** Material for this exercise **
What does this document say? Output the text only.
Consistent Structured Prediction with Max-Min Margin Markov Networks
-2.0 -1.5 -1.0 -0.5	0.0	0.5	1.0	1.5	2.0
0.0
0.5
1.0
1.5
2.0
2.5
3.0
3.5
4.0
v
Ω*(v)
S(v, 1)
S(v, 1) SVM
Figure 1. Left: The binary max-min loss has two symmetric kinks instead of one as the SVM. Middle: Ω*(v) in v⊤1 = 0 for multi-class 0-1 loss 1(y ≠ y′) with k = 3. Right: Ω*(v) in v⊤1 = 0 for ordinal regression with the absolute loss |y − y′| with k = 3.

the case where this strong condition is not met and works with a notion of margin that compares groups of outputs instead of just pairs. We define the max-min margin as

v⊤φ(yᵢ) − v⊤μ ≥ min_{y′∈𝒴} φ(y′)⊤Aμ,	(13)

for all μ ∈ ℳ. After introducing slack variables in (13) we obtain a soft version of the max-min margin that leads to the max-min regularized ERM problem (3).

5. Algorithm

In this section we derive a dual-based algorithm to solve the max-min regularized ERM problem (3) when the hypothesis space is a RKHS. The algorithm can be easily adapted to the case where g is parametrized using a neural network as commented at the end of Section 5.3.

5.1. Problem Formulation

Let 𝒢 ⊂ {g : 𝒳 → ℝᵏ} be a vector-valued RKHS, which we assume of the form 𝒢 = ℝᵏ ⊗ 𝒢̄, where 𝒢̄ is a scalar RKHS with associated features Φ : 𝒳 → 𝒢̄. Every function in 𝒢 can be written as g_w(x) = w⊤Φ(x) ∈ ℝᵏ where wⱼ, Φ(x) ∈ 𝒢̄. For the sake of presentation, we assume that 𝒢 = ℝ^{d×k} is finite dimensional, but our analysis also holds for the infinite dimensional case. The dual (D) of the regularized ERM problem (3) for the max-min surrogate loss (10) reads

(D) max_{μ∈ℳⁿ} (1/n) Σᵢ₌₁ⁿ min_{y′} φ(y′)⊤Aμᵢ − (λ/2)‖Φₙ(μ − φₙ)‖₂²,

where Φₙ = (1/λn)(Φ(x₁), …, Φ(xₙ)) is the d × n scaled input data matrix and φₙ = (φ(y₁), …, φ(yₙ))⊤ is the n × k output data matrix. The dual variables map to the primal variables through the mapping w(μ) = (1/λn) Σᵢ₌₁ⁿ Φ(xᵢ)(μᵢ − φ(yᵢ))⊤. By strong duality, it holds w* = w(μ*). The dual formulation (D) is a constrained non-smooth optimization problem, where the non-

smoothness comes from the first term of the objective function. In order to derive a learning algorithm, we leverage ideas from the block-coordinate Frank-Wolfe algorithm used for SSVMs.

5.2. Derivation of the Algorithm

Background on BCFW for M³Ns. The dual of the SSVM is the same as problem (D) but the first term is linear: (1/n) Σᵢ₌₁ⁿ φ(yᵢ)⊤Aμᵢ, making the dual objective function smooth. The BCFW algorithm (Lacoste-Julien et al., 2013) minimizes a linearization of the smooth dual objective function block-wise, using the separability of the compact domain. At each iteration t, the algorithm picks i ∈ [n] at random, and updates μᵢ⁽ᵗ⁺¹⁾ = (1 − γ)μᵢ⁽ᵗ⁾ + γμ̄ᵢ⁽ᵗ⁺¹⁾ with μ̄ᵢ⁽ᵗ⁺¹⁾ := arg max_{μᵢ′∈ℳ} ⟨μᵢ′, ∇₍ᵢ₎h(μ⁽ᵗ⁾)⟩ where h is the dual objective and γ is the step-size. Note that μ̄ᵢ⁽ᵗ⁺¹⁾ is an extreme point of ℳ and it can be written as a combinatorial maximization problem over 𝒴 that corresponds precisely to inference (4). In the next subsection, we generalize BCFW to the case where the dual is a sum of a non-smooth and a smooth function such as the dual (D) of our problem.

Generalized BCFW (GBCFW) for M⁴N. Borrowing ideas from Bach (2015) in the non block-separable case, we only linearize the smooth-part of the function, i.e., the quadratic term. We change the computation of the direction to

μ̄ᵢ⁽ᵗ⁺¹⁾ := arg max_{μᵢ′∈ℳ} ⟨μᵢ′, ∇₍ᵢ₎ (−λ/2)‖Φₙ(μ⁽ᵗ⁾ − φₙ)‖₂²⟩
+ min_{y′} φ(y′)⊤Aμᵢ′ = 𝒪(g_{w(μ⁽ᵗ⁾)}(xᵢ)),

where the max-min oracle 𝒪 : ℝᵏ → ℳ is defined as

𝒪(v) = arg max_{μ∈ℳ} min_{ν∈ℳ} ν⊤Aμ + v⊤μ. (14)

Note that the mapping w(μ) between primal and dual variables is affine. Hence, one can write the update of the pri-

** Aim **
Each entry above is to be printed again exactly.

** Complete answer **
What does this document say? Output the text only.
Consistent Structured Prediction with Max-Min Margin Markov Networks
-2.0 -1.5 -1.0 -0.5	0.0	0.5	1.0	1.5	2.0
0.0
0.5
1.0
1.5
2.0
2.5
3.0
3.5
4.0
v
Ω*(v)
S(v, 1)
S(v, 1) SVM
Figure 1. Left: The binary max-min loss has two symmetric kinks instead of one as the SVM. Middle: Ω*(v) in v⊤1 = 0 for multi-class 0-1 loss 1(y ≠ y′) with k = 3. Right: Ω*(v) in v⊤1 = 0 for ordinal regression with the absolute loss |y − y′| with k = 3.

the case where this strong condition is not met and works with a notion of margin that compares groups of outputs instead of just pairs. We define the max-min margin as

v⊤φ(yᵢ) − v⊤μ ≥ min_{y′∈𝒴} φ(y′)⊤Aμ,	(13)

for all μ ∈ ℳ. After introducing slack variables in (13) we obtain a soft version of the max-min margin that leads to the max-min regularized ERM problem (3).

5. Algorithm

In this section we derive a dual-based algorithm to solve the max-min regularized ERM problem (3) when the hypothesis space is a RKHS. The algorithm can be easily adapted to the case where g is parametrized using a neural network as commented at the end of Section 5.3.

5.1. Problem Formulation

Let 𝒢 ⊂ {g : 𝒳 → ℝᵏ} be a vector-valued RKHS, which we assume of the form 𝒢 = ℝᵏ ⊗ 𝒢̄, where 𝒢̄ is a scalar RKHS with associated features Φ : 𝒳 → 𝒢̄. Every function in 𝒢 can be written as g_w(x) = w⊤Φ(x) ∈ ℝᵏ where wⱼ, Φ(x) ∈ 𝒢̄. For the sake of presentation, we assume that 𝒢 = ℝ^{d×k} is finite dimensional, but our analysis also holds for the infinite dimensional case. The dual (D) of the regularized ERM problem (3) for the max-min surrogate loss (10) reads

(D) max_{μ∈ℳⁿ} (1/n) Σᵢ₌₁ⁿ min_{y′} φ(y′)⊤Aμᵢ − (λ/2)‖Φₙ(μ − φₙ)‖₂²,

where Φₙ = (1/λn)(Φ(x₁), …, Φ(xₙ)) is the d × n scaled input data matrix and φₙ = (φ(y₁), …, φ(yₙ))⊤ is the n × k output data matrix. The dual variables map to the primal variables through the mapping w(μ) = (1/λn) Σᵢ₌₁ⁿ Φ(xᵢ)(μᵢ − φ(yᵢ))⊤. By strong duality, it holds w* = w(μ*). The dual formulation (D) is a constrained non-smooth optimization problem, where the non-

smoothness comes from the first term of the objective function. In order to derive a learning algorithm, we leverage ideas from the block-coordinate Frank-Wolfe algorithm used for SSVMs.

5.2. Derivation of the Algorithm

Background on BCFW for M³Ns. The dual of the SSVM is the same as problem (D) but the first term is linear: (1/n) Σᵢ₌₁ⁿ φ(yᵢ)⊤Aμᵢ, making the dual objective function smooth. The BCFW algorithm (Lacoste-Julien et al., 2013) minimizes a linearization of the smooth dual objective function block-wise, using the separability of the compact domain. At each iteration t, the algorithm picks i ∈ [n] at random, and updates μᵢ⁽ᵗ⁺¹⁾ = (1 − γ)μᵢ⁽ᵗ⁾ + γμ̄ᵢ⁽ᵗ⁺¹⁾ with μ̄ᵢ⁽ᵗ⁺¹⁾ := arg max_{μᵢ′∈ℳ} ⟨μᵢ′, ∇₍ᵢ₎h(μ⁽ᵗ⁾)⟩ where h is the dual objective and γ is the step-size. Note that μ̄ᵢ⁽ᵗ⁺¹⁾ is an extreme point of ℳ and it can be written as a combinatorial maximization problem over 𝒴 that corresponds precisely to inference (4). In the next subsection, we generalize BCFW to the case where the dual is a sum of a non-smooth and a smooth function such as the dual (D) of our problem.

Generalized BCFW (GBCFW) for M⁴N. Borrowing ideas from Bach (2015) in the non block-separable case, we only linearize the smooth-part of the function, i.e., the quadratic term. We change the computation of the direction to

μ̄ᵢ⁽ᵗ⁺¹⁾ := arg max_{μᵢ′∈ℳ} ⟨μᵢ′, ∇₍ᵢ₎ (−λ/2)‖Φₙ(μ⁽ᵗ⁾ − φₙ)‖₂²⟩
+ min_{y′} φ(y′)⊤Aμᵢ′ = 𝒪(g_{w(μ⁽ᵗ⁾)}(xᵢ)),

where the max-min oracle 𝒪 : ℝᵏ → ℳ is defined as

𝒪(v) = arg max_{μ∈ℳ} min_{ν∈ℳ} ν⊤Aμ + v⊤μ. (14)

Note that the mapping w(μ) between primal and dual variables is affine. Hence, one can write the update of the pri-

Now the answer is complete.